◆ **Given instruction**
The records that follow must be repeated verbatim, every one of them.

◆ **Saved entries**
======
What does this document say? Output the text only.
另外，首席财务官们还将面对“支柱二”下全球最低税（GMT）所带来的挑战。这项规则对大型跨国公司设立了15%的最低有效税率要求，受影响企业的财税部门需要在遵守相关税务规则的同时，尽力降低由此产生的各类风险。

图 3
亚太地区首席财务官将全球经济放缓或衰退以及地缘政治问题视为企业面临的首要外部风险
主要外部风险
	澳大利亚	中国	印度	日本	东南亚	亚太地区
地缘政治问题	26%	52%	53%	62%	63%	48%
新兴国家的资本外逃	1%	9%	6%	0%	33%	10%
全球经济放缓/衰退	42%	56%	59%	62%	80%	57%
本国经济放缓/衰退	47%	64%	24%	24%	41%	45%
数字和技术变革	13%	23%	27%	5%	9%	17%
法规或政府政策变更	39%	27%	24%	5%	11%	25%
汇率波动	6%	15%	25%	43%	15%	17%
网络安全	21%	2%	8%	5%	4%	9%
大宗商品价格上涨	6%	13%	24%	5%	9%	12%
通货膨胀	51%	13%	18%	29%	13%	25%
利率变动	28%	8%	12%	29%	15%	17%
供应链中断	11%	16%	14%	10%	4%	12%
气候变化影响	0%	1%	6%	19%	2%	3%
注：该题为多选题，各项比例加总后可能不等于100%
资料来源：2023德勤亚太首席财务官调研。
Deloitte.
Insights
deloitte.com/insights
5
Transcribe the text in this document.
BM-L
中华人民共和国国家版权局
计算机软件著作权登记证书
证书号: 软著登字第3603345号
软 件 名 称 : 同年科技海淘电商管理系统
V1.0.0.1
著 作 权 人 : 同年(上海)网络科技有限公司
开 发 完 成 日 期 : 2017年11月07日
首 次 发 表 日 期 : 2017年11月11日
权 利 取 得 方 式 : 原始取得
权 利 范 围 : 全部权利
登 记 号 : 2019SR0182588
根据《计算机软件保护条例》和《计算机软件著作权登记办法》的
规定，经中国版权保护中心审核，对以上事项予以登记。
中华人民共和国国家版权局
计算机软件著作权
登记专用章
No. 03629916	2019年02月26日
======
◆ **Answer**
What does this document say? Output the text only.
另外，首席财务官们还将面对“支柱二”下全球最低税（GMT）所带来的挑战。这项规则对大型跨国公司设立了15%的最低有效税率要求，受影响企业的财税部门需要在遵守相关税务规则的同时，尽力降低由此产生的各类风险。

图 3
亚太地区首席财务官将全球经济放缓或衰退以及地缘政治问题视为企业面临的首要外部风险
主要外部风险
	澳大利亚	中国	印度	日本	东南亚	亚太地区
地缘政治问题	26%	52%	53%	62%	63%	48%
新兴国家的资本外逃	1%	9%	6%	0%	33%	10%
全球经济放缓/衰退	42%	56%	59%	62%	80%	57%
本国经济放缓/衰退	47%	64%	24%	24%	41%	45%
数字和技术变革	13%	23%	27%	5%	9%	17%
法规或政府政策变更	39%	27%	24%	5%	11%	25%
汇率波动	6%	15%	25%	43%	15%	17%
网络安全	21%	2%	8%	5%	4%	9%
大宗商品价格上涨	6%	13%	24%	5%	9%	12%
通货膨胀	51%	13%	18%	29%	13%	25%
利率变动	28%	8%	12%	29%	15%	17%
供应链中断	11%	16%	14%	10%	4%	12%
气候变化影响	0%	1%	6%	19%	2%	3%
注：该题为多选题，各项比例加总后可能不等于100%
资料来源：2023德勤亚太首席财务官调研。
Deloitte.
Insights
deloitte.com/insights
5
Transcribe the text in this document.
BM-L
中华人民共和国国家版权局
计算机软件著作权登记证书
证书号: 软著登字第3603345号
软 件 名 称 : 同年科技海淘电商管理系统
V1.0.0.1
著 作 权 人 : 同年(上海)网络科技有限公司
开 发 完 成 日 期 : 2017年11月07日
首 次 发 表 日 期 : 2017年11月11日
权 利 取 得 方 式 : 原始取得
权 利 范 围 : 全部权利
登 记 号 : 2019SR0182588
根据《计算机软件保护条例》和《计算机软件著作权登记办法》的
规定，经中国版权保护中心审核，对以上事项予以登记。
中华人民共和国国家版权局
计算机软件著作权
登记专用章
No. 03629916	2019年02月26日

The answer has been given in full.